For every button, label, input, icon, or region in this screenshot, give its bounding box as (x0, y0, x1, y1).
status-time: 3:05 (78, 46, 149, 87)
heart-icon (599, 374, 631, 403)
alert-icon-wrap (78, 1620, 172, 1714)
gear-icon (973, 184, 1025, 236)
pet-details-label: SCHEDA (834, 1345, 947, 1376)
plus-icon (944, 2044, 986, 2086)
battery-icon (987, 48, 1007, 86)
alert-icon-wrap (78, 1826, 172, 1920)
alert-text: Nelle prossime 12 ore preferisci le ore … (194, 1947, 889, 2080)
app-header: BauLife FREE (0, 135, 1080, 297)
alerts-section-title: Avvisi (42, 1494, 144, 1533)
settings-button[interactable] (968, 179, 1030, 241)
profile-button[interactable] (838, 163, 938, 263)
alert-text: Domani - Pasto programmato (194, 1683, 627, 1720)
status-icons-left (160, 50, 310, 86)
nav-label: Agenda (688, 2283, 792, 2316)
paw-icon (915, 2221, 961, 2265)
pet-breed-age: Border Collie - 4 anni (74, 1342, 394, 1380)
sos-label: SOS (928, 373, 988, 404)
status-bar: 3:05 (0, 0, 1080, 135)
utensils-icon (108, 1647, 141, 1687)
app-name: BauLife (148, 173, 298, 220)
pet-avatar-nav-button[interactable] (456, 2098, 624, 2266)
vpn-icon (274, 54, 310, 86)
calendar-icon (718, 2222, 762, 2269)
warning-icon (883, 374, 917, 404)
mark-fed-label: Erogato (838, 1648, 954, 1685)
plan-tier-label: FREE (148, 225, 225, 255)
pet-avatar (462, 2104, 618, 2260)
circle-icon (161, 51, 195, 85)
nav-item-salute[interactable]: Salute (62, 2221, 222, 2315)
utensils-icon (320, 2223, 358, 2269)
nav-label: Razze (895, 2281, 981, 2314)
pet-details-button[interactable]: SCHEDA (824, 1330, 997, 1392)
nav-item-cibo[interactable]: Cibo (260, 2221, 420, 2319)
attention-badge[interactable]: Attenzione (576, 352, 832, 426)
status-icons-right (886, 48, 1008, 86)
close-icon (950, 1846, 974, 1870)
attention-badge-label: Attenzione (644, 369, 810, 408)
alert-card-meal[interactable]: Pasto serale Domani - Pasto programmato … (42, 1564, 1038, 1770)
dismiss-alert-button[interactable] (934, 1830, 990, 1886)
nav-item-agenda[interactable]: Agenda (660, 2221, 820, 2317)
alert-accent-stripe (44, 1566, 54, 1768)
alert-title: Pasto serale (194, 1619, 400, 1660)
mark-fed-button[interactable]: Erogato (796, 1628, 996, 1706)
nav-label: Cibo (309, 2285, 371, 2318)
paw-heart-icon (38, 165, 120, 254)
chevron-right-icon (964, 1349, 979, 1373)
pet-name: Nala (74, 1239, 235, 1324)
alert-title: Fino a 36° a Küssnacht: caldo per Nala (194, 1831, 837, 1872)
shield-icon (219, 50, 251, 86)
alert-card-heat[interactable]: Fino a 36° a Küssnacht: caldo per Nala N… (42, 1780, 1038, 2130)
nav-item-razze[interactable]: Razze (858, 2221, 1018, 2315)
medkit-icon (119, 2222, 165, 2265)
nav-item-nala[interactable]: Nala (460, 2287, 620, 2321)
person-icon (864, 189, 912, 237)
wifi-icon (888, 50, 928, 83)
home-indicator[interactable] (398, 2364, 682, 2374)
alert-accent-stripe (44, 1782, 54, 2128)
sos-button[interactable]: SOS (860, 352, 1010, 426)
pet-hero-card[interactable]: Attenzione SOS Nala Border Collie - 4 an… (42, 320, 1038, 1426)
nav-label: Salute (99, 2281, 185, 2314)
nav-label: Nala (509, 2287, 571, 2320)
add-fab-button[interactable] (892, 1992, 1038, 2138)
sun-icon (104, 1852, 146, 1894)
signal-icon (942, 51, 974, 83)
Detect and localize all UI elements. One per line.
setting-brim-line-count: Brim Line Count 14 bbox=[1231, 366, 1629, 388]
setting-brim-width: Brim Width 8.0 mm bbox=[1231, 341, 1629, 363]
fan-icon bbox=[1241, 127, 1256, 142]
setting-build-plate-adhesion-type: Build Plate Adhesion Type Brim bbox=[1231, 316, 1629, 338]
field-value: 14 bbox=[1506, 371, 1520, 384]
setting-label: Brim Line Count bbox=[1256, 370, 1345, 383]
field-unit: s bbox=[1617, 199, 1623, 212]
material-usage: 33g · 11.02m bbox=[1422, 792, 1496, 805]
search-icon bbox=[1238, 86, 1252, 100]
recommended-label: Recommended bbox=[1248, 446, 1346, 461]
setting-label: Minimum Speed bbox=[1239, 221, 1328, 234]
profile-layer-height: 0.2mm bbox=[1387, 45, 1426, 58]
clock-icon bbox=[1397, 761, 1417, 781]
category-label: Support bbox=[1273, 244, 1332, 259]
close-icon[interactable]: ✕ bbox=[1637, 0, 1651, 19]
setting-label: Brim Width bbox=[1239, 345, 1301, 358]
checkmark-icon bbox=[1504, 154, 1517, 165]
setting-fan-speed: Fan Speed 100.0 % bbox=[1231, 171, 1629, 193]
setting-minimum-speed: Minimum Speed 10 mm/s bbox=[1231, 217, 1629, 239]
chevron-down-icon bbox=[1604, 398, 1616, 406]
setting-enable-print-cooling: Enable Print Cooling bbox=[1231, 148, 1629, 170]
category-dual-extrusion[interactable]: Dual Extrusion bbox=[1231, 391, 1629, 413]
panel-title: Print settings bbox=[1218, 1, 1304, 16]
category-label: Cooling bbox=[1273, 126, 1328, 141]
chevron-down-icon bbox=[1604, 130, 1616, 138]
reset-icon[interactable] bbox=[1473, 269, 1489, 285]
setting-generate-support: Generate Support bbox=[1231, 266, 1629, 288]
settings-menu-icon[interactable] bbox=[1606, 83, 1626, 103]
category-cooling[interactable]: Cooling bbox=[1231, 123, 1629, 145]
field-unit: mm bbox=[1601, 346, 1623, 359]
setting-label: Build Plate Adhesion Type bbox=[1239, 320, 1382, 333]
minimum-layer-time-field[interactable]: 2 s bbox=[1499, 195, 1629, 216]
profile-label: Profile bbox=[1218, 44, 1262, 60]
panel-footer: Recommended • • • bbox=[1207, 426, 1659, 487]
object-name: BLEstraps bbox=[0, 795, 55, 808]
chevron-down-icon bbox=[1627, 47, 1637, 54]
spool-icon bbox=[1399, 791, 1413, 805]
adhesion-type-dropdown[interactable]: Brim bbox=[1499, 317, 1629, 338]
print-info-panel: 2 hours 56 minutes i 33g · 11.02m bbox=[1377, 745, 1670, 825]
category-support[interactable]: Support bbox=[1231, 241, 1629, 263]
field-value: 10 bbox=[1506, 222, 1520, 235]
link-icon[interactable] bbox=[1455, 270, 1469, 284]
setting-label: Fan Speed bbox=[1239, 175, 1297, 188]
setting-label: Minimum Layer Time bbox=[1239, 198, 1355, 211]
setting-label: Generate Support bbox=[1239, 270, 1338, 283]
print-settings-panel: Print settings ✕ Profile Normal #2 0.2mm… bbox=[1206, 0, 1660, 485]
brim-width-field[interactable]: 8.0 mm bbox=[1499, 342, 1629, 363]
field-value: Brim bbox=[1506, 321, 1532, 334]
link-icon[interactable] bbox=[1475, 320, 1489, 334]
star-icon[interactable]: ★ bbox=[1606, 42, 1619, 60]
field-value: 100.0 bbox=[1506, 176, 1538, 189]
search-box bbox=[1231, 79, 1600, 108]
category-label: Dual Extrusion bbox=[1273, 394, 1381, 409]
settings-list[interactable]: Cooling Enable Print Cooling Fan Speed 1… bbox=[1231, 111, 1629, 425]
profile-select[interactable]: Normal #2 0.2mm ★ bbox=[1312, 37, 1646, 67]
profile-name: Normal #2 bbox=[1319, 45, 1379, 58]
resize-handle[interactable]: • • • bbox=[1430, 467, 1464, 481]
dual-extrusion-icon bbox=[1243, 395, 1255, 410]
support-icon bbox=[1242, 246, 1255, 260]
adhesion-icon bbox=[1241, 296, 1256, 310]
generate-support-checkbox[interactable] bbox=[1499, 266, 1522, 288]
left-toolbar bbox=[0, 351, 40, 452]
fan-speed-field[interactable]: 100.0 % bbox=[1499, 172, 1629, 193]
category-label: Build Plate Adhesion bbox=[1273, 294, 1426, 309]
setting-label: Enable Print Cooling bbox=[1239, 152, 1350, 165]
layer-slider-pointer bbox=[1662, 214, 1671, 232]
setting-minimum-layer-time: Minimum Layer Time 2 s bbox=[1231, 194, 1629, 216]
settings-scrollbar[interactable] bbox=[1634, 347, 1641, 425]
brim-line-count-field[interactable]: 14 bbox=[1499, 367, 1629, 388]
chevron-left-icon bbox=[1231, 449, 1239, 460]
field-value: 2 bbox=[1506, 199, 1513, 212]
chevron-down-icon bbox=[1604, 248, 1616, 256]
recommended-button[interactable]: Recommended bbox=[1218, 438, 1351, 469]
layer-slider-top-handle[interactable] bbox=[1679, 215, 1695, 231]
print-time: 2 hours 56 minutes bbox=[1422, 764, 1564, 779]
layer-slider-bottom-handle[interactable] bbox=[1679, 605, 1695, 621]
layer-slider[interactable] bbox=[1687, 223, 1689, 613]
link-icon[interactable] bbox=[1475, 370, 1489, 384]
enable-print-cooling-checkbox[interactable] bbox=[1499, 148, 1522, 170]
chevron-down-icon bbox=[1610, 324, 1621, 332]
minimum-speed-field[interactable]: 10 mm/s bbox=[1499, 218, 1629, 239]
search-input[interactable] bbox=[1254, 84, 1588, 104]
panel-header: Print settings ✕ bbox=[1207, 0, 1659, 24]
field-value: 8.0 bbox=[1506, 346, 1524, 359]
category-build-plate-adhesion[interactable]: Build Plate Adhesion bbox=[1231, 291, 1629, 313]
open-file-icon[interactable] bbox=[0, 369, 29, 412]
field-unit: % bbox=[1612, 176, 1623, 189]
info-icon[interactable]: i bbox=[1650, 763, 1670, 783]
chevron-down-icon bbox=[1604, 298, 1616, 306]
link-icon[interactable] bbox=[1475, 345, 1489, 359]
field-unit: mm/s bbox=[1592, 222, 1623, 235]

▶ Instruction
Copy the listing from its first line through the line containing "alerts-section-title: Avvisi (42, 1494, 144, 1533)", with "alert-icon-wrap" swapped for "alert-icon-container" and nothing else altered.

▶ Expected answer
For every button, label, input, icon, or region in this screenshot, give its bounding box as (x0, y0, x1, y1).
status-time: 3:05 (78, 46, 149, 87)
heart-icon (599, 374, 631, 403)
alert-icon-container (78, 1620, 172, 1714)
gear-icon (973, 184, 1025, 236)
pet-details-label: SCHEDA (834, 1345, 947, 1376)
plus-icon (944, 2044, 986, 2086)
battery-icon (987, 48, 1007, 86)
alert-icon-container (78, 1826, 172, 1920)
alert-text: Nelle prossime 12 ore preferisci le ore … (194, 1947, 889, 2080)
app-header: BauLife FREE (0, 135, 1080, 297)
alerts-section-title: Avvisi (42, 1494, 144, 1533)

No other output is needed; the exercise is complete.